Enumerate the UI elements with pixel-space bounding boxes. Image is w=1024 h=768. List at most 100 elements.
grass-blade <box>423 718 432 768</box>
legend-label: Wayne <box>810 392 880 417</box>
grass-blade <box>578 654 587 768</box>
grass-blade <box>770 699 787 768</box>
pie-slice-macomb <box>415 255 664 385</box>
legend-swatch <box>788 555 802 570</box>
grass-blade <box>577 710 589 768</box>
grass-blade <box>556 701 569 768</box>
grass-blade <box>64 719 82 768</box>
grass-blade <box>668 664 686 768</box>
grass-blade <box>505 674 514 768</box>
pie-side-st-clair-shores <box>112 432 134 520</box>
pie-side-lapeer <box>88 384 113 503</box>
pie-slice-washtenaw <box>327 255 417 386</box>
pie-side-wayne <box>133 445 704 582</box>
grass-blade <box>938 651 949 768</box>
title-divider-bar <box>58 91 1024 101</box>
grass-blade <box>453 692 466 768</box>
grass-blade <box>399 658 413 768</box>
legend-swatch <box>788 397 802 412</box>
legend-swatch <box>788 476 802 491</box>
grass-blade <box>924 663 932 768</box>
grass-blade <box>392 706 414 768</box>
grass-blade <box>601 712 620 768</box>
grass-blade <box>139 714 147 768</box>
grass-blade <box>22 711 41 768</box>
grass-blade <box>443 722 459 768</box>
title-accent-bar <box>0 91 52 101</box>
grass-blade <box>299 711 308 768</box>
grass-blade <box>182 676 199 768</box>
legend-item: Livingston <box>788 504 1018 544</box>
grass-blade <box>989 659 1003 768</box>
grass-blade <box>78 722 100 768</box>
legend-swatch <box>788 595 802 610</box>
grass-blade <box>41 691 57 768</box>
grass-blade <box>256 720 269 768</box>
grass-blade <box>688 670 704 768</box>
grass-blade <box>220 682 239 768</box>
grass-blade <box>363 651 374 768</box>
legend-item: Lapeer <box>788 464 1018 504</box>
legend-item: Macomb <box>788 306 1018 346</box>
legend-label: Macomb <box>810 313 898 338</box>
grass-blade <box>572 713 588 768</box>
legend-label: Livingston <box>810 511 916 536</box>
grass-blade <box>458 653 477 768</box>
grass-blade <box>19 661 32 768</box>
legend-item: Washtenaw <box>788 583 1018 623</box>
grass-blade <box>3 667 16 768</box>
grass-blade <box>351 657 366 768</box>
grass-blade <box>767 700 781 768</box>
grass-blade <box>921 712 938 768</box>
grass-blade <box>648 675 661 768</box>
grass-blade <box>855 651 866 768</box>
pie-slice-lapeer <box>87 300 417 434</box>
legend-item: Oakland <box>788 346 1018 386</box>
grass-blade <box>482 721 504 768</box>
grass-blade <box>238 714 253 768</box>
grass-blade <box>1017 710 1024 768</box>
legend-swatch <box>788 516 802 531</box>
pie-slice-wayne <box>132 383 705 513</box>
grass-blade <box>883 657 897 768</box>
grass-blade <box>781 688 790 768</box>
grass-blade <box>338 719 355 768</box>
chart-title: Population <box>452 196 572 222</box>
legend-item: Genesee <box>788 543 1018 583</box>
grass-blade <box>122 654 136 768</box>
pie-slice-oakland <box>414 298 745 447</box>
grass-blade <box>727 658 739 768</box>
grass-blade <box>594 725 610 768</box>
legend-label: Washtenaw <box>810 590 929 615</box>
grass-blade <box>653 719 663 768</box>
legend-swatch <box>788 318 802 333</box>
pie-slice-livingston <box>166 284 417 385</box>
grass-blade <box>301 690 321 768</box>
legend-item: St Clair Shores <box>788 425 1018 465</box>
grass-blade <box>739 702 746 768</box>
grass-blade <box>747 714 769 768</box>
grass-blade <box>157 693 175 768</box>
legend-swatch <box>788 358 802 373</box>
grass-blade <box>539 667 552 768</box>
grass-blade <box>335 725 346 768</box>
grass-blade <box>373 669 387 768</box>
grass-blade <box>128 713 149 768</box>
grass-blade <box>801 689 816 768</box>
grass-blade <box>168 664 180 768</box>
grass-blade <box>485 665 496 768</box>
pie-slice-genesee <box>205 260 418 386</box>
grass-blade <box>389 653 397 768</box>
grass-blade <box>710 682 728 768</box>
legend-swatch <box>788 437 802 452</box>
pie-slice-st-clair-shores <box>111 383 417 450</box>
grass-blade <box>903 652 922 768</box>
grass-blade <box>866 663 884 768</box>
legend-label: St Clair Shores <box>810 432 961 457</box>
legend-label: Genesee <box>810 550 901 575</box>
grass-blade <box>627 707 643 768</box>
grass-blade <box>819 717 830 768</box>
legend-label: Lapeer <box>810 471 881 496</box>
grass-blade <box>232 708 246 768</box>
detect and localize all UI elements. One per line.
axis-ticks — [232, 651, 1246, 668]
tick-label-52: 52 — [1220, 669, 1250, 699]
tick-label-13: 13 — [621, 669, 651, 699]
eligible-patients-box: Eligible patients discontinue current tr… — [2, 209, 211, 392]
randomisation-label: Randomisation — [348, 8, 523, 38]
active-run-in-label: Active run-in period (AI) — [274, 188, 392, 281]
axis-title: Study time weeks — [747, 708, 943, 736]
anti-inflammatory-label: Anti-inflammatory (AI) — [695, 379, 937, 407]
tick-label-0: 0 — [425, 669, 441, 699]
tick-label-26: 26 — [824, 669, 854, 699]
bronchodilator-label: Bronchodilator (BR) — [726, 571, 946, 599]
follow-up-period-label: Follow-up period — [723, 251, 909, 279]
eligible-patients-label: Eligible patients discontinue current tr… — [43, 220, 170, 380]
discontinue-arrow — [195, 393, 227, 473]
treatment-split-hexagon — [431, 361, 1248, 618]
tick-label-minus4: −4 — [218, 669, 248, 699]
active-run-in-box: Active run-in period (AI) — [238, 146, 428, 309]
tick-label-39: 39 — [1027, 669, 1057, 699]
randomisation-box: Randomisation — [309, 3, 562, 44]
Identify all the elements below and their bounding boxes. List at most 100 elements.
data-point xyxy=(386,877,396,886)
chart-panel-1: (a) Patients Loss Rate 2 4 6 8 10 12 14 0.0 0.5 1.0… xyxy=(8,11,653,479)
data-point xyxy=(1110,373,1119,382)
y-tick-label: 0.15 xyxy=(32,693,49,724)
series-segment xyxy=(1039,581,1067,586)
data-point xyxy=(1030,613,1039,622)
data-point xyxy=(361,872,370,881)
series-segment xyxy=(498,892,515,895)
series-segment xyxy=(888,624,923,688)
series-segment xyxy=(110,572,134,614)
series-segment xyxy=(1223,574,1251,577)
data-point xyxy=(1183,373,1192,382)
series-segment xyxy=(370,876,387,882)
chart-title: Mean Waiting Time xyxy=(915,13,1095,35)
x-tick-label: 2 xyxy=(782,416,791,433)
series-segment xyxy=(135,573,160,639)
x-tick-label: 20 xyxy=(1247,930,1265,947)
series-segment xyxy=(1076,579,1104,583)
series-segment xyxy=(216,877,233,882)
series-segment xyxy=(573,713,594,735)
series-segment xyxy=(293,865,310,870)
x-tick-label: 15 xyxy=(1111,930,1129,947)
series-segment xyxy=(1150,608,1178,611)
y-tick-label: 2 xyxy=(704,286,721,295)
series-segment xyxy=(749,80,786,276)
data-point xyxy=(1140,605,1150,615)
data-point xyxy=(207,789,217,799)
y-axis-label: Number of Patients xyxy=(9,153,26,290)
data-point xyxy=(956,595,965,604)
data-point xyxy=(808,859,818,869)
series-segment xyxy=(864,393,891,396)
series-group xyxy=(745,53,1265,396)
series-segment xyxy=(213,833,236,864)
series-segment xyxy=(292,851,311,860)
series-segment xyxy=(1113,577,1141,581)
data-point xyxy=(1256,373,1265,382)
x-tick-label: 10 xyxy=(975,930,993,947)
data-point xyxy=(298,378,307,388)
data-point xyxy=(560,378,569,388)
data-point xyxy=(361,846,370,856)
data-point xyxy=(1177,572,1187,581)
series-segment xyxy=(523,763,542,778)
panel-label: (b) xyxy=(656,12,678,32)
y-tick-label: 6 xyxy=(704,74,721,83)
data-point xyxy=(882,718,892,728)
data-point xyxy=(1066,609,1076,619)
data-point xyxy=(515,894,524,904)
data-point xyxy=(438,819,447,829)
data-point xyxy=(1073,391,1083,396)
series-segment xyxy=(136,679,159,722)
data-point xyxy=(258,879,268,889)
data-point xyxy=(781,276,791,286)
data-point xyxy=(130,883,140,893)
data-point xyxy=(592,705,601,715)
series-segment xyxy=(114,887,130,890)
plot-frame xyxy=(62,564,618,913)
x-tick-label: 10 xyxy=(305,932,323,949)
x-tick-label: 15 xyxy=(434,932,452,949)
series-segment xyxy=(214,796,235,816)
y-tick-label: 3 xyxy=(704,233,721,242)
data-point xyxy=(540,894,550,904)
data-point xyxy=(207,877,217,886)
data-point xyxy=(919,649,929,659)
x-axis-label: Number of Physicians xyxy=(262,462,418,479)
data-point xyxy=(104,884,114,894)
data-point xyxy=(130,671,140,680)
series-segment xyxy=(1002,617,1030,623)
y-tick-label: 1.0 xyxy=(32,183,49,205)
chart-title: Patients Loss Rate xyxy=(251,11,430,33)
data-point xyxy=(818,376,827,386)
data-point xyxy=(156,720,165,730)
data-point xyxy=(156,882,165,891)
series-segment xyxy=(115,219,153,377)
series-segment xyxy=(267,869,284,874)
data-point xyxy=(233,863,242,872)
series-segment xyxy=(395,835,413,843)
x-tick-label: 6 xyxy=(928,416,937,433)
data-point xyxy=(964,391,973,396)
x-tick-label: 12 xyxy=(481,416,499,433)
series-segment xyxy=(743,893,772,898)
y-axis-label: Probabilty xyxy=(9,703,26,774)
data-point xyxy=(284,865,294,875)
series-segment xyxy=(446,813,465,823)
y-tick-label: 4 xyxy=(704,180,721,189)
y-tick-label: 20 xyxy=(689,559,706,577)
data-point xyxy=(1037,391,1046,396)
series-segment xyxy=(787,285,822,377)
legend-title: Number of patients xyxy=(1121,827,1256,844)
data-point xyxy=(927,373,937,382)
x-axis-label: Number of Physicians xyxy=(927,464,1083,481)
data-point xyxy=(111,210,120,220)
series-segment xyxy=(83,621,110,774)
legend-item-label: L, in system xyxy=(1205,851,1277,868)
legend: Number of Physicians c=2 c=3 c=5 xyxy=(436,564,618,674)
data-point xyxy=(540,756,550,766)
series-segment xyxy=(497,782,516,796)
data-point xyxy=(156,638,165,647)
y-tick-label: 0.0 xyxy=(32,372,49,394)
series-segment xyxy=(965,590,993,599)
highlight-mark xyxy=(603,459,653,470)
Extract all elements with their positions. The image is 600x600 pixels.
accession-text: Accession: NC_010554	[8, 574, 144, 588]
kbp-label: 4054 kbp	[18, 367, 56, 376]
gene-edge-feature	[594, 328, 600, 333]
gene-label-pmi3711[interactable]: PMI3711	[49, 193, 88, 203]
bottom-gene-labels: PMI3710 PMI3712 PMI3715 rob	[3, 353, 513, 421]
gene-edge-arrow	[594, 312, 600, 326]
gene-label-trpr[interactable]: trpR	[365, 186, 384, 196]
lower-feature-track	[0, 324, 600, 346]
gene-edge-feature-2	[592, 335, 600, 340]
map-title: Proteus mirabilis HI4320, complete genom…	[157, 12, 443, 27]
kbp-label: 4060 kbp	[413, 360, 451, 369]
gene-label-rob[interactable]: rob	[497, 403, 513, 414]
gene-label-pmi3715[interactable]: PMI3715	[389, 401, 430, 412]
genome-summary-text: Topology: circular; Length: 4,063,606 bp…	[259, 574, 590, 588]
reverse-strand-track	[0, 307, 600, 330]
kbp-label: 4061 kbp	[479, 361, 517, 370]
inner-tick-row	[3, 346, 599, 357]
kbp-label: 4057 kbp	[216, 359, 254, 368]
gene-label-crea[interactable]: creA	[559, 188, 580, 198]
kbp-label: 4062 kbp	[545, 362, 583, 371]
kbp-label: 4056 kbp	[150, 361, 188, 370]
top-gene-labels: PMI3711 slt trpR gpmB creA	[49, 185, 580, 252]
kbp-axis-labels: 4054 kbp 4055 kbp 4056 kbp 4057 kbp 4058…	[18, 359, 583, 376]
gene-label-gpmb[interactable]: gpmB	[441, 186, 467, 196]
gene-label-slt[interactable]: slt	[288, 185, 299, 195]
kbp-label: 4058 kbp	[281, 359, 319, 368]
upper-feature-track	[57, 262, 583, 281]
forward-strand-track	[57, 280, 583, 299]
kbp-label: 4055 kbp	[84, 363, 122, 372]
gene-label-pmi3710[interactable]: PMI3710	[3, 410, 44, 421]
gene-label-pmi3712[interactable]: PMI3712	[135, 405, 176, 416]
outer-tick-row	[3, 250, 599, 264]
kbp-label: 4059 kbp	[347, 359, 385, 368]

......

Description of the task - Look over the material and return every line where the word "current" is found.

Written solution -
eligible-patients-box: Eligible patients discontinue current tr… — [2, 209, 211, 392]
eligible-patients-label: Eligible patients discontinue current tr… — [43, 220, 170, 380]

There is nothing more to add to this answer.